• WHAT YOU ARE ASKED TO DO
From the entries that follow, gather each line holding the word "effektivitet".

-- START DATA FOR PROCESSING --

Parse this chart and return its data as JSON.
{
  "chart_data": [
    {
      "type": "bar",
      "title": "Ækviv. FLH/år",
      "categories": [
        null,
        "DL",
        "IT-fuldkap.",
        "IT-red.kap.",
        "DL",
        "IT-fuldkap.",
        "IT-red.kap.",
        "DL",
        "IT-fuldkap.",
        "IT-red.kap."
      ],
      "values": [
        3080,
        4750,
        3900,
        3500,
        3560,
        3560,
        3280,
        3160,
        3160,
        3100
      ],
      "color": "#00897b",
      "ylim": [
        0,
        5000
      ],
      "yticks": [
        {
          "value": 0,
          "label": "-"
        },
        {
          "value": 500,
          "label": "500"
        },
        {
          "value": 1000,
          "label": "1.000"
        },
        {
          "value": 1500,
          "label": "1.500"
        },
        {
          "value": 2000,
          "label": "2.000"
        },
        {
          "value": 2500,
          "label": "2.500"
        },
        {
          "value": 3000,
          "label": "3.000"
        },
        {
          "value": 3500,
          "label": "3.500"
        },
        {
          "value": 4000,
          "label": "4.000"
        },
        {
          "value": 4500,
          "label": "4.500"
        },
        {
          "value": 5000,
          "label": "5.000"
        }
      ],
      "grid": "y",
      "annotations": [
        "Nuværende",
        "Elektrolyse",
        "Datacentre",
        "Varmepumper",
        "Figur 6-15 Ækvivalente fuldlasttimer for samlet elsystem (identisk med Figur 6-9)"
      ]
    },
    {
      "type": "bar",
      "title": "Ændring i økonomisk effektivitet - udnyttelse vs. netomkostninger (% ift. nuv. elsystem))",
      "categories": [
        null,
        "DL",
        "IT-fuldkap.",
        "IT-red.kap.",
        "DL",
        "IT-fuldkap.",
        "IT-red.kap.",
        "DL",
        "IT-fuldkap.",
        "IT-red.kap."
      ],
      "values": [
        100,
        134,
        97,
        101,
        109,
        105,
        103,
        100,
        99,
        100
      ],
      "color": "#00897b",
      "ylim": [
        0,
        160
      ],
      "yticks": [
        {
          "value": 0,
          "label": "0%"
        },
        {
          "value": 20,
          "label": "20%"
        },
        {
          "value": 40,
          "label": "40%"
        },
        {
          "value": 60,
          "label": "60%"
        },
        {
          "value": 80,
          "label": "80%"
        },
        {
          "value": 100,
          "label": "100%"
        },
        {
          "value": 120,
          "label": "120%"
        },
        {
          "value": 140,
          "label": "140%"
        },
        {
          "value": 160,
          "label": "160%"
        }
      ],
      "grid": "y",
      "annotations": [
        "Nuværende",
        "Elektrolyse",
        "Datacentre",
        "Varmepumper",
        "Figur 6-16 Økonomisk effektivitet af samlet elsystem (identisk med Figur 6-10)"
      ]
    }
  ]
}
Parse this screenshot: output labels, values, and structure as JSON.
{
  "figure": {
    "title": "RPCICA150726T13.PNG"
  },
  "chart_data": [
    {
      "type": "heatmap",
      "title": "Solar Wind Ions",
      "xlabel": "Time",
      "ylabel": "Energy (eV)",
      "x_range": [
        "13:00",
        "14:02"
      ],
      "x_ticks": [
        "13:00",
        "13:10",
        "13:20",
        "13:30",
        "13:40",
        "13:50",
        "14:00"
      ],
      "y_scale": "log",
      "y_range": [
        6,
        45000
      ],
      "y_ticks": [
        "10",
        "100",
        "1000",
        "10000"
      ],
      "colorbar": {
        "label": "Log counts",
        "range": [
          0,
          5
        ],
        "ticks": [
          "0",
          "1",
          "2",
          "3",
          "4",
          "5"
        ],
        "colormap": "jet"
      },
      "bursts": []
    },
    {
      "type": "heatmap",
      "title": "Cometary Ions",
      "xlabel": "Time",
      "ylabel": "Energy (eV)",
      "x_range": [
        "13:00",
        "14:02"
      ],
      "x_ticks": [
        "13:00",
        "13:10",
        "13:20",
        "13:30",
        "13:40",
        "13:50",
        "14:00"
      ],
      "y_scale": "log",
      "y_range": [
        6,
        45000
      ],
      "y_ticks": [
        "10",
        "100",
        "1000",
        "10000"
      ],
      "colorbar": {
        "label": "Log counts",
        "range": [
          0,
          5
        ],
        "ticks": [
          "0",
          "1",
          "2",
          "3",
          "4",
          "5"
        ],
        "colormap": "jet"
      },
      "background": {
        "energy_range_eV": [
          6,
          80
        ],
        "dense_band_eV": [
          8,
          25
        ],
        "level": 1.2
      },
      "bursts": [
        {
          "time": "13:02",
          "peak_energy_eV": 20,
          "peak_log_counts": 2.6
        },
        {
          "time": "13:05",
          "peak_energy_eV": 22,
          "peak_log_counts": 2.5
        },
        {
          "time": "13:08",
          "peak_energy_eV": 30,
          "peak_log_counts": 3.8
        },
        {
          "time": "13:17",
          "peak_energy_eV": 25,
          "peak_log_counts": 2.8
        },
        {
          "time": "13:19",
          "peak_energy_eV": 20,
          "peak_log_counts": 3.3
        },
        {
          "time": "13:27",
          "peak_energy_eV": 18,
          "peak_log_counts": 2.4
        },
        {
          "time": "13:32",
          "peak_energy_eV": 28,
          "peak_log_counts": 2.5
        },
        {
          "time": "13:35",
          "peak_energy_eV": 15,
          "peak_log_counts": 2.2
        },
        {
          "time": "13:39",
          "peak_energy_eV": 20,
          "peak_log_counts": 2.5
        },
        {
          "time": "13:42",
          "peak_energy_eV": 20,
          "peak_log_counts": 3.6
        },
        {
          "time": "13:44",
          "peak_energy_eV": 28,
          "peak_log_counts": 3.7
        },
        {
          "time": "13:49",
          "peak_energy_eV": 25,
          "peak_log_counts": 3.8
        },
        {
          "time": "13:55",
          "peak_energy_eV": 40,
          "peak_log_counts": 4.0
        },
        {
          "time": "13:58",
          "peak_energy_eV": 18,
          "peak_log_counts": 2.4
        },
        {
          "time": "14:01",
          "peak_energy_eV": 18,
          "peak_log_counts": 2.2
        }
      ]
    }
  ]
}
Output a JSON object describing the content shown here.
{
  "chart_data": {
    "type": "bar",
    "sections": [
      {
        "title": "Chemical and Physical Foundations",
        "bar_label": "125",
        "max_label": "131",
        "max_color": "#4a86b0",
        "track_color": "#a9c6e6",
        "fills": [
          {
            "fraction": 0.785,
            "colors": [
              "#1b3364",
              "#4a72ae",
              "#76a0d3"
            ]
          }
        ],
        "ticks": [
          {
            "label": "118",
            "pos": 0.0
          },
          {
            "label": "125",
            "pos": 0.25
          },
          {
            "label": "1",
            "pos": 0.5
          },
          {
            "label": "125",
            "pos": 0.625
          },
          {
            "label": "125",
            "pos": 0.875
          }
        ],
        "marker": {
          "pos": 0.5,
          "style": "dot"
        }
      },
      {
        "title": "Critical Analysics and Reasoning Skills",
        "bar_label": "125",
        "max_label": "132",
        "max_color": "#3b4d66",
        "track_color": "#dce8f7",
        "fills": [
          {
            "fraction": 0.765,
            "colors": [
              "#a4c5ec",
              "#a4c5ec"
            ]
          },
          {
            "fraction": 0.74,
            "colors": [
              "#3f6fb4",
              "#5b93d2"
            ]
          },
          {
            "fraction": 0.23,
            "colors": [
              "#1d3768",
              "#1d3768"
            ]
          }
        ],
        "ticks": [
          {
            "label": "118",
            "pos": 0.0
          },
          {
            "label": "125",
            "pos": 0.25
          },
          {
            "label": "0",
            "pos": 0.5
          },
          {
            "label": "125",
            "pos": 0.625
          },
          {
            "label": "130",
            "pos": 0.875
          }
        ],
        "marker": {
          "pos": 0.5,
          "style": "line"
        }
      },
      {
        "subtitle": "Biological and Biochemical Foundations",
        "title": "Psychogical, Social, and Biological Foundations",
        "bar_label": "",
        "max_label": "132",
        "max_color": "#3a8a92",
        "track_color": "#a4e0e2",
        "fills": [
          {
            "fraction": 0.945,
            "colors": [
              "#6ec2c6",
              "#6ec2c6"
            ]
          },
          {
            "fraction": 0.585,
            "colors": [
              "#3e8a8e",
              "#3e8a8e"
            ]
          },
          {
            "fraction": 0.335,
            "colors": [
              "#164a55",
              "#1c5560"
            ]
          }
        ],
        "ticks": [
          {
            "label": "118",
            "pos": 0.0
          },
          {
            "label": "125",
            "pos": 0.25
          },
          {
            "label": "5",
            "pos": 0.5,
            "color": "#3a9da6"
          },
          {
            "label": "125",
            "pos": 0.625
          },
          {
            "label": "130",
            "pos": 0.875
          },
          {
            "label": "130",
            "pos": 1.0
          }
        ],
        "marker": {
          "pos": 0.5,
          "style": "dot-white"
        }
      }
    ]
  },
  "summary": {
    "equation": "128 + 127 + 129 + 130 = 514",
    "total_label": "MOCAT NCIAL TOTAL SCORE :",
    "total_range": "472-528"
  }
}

-- END DATA FOR PROCESSING --

• TASK SOLUTION
      "title": "Ændring i økonomisk effektivitet - udnyttelse vs. netomkostninger (% ift. nuv. elsystem))",
        "Figur 6-16 Økonomisk effektivitet af samlet elsystem (identisk med Figur 6-10)"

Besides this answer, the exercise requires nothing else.